Begin RECORDS

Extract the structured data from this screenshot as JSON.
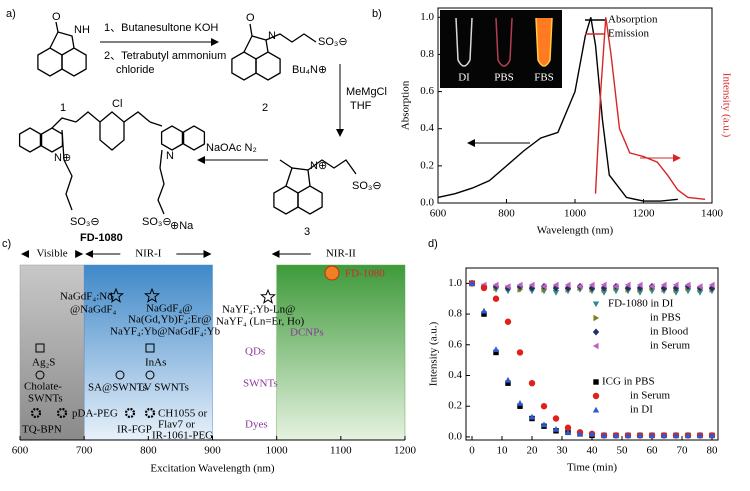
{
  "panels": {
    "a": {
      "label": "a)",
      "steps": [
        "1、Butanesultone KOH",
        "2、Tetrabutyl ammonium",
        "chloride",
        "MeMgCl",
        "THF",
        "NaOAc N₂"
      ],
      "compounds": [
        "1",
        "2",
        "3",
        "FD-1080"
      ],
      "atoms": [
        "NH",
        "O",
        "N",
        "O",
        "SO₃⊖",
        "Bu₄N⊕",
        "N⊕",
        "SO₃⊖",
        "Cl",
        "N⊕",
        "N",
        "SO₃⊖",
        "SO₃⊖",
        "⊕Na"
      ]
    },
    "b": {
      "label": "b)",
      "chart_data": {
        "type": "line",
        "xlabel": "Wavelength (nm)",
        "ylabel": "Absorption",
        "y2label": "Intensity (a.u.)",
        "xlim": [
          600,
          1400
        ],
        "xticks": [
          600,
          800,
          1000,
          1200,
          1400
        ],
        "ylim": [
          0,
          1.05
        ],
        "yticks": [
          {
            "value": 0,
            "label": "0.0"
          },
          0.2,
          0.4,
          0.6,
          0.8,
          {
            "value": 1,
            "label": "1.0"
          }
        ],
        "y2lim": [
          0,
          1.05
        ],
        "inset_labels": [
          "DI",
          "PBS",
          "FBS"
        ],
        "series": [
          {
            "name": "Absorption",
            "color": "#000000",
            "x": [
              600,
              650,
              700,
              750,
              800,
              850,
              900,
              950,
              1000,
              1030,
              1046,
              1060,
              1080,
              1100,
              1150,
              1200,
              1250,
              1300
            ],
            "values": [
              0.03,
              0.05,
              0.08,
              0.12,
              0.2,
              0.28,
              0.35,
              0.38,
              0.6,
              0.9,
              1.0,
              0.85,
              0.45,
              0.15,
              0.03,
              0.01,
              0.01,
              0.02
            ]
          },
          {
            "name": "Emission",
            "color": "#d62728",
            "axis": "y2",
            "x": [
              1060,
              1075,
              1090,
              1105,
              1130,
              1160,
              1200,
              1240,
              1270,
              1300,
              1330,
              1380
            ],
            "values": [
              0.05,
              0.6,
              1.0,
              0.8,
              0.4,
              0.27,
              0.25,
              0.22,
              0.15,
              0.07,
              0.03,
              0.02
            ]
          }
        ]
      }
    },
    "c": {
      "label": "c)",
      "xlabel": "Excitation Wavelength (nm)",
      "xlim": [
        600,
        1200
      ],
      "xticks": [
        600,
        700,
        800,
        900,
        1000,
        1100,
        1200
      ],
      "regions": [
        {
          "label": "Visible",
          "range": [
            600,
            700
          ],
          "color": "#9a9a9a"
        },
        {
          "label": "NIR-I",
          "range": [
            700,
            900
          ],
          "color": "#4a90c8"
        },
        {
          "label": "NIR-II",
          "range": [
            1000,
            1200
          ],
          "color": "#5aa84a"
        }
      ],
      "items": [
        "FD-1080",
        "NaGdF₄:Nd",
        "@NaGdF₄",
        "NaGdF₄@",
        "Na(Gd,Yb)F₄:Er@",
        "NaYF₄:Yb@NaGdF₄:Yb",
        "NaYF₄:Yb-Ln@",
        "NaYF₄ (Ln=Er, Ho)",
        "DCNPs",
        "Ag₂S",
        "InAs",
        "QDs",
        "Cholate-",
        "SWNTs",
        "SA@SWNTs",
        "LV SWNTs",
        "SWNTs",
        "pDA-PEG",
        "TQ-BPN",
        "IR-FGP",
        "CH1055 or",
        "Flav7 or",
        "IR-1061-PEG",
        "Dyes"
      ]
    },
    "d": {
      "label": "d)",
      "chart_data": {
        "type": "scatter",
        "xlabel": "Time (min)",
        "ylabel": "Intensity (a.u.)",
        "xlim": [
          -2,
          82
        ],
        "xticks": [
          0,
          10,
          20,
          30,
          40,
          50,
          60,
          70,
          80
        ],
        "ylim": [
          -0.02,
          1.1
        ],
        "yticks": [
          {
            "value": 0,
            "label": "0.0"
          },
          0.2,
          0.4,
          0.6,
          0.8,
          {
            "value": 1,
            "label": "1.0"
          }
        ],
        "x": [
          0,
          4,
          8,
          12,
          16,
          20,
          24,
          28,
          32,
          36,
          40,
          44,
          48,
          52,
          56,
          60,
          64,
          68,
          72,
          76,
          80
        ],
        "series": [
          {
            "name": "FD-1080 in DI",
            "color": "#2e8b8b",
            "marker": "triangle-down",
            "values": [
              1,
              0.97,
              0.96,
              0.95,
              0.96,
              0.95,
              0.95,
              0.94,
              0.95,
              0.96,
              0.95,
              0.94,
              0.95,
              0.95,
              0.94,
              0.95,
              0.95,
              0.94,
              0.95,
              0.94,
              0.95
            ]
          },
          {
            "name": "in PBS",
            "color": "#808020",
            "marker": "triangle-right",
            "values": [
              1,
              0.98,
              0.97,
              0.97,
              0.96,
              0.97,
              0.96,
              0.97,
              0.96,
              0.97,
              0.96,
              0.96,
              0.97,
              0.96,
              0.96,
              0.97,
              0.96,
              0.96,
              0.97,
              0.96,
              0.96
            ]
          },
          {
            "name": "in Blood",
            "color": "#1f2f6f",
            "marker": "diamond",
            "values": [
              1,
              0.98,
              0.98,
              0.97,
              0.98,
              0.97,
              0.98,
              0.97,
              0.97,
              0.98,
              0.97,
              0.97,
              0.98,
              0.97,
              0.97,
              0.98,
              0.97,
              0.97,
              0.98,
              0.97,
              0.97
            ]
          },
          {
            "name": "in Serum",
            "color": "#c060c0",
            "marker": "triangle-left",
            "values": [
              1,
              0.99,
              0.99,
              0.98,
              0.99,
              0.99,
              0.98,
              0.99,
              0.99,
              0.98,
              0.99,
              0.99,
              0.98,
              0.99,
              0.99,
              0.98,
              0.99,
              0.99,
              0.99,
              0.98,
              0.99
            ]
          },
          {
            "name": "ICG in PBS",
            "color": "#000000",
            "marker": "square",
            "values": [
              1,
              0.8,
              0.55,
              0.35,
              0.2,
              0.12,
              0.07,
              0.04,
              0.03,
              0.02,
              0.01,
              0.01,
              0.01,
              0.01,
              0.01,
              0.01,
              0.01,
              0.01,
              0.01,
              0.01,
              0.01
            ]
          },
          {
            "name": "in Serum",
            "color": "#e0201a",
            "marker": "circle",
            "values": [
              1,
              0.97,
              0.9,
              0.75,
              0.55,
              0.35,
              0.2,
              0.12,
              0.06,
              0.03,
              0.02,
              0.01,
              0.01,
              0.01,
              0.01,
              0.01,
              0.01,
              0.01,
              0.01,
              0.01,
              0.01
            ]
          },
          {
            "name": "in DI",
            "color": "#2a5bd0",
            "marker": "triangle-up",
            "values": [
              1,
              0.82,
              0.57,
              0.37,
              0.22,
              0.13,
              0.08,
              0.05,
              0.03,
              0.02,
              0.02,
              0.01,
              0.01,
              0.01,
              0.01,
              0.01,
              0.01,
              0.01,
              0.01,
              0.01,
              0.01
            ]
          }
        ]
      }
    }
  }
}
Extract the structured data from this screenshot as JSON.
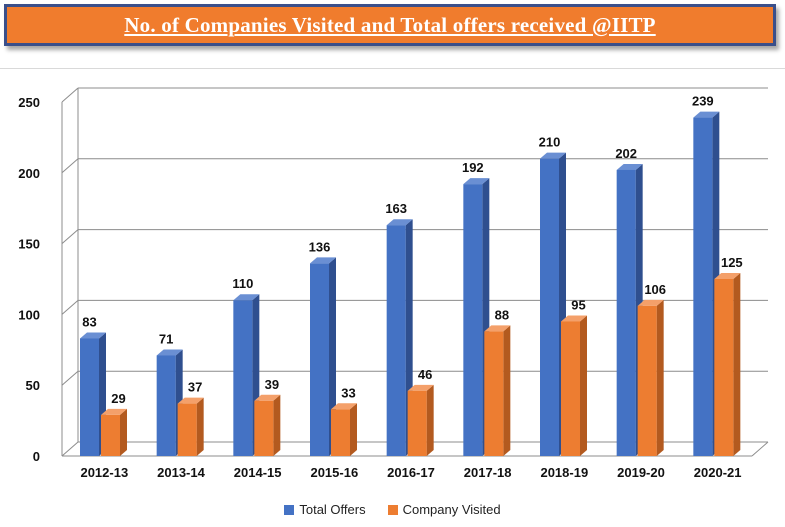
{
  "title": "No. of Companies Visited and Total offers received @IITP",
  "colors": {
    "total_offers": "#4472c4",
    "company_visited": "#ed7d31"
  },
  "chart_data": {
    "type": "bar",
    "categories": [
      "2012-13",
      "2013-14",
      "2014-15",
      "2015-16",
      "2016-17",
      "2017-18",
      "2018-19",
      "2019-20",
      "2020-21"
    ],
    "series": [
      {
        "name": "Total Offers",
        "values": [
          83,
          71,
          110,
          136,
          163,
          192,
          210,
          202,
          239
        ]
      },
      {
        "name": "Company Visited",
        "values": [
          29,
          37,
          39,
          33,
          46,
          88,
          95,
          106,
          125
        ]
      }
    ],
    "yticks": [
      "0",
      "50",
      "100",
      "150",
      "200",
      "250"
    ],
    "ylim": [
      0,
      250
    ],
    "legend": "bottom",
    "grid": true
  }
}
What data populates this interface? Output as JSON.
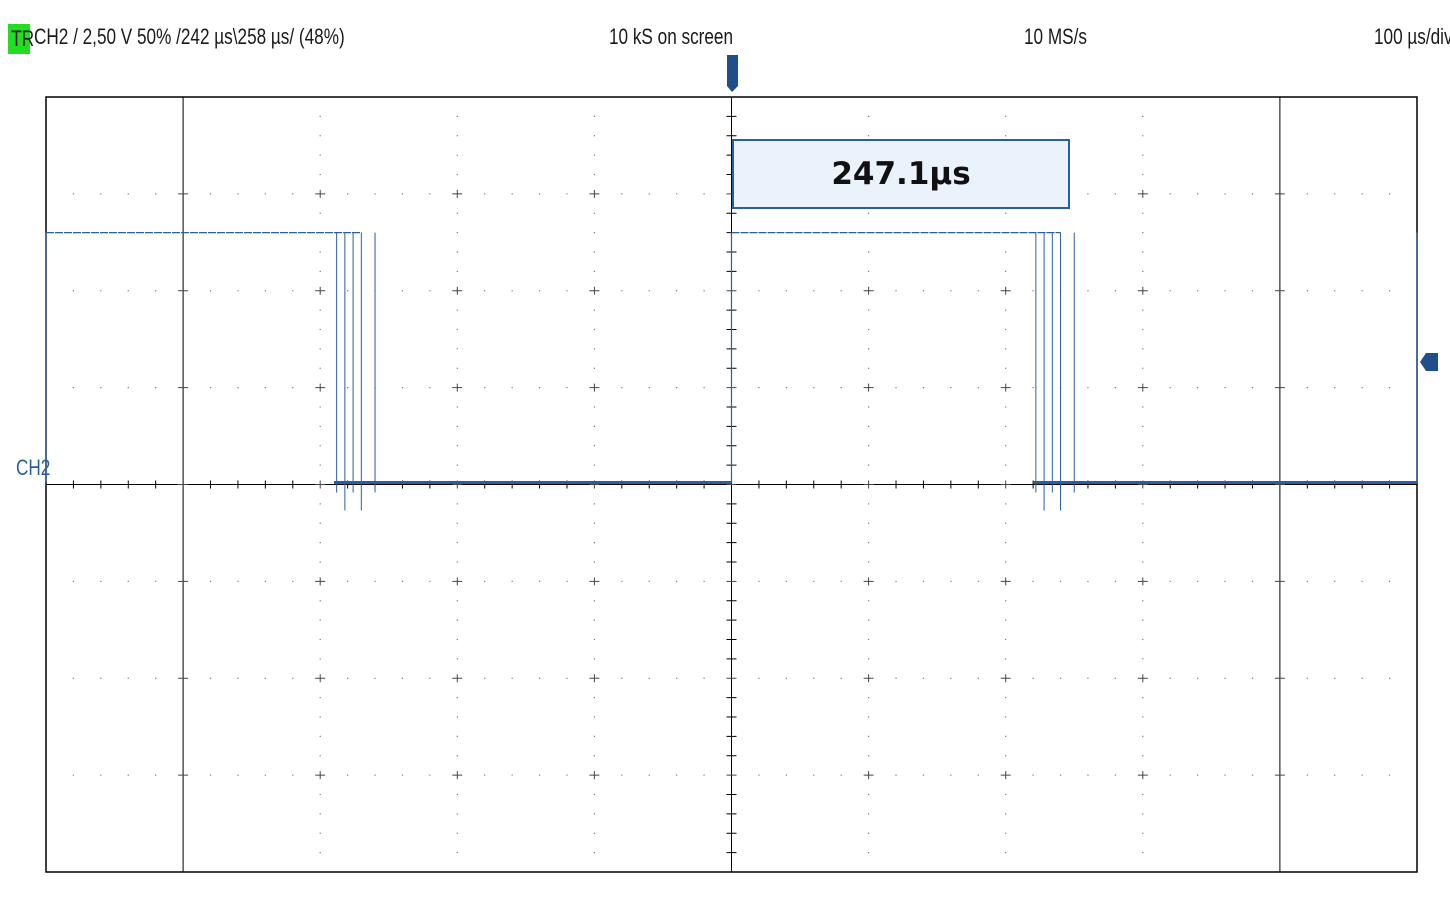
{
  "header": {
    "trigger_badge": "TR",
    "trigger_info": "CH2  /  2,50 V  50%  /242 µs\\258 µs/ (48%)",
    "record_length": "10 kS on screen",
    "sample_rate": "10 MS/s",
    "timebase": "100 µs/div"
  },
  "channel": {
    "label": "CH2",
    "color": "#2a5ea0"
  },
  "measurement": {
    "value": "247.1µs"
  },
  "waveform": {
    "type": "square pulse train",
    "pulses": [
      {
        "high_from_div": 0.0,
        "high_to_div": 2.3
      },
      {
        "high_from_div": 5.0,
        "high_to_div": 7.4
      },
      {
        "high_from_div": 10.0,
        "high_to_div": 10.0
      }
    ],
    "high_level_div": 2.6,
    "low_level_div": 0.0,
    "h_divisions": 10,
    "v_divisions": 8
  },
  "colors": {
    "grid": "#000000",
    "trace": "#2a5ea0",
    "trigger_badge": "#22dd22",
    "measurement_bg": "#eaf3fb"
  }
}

End RECORDS

■ TASK TO COMPLETE ■
Identify every line holding the word "xlabel" and copy it out.

■ REPLY TO THE EXERCISE ■
        "xlabel": "Wavelength (nm)",
      "xlabel": "Excitation Wavelength (nm)",
        "xlabel": "Time (min)",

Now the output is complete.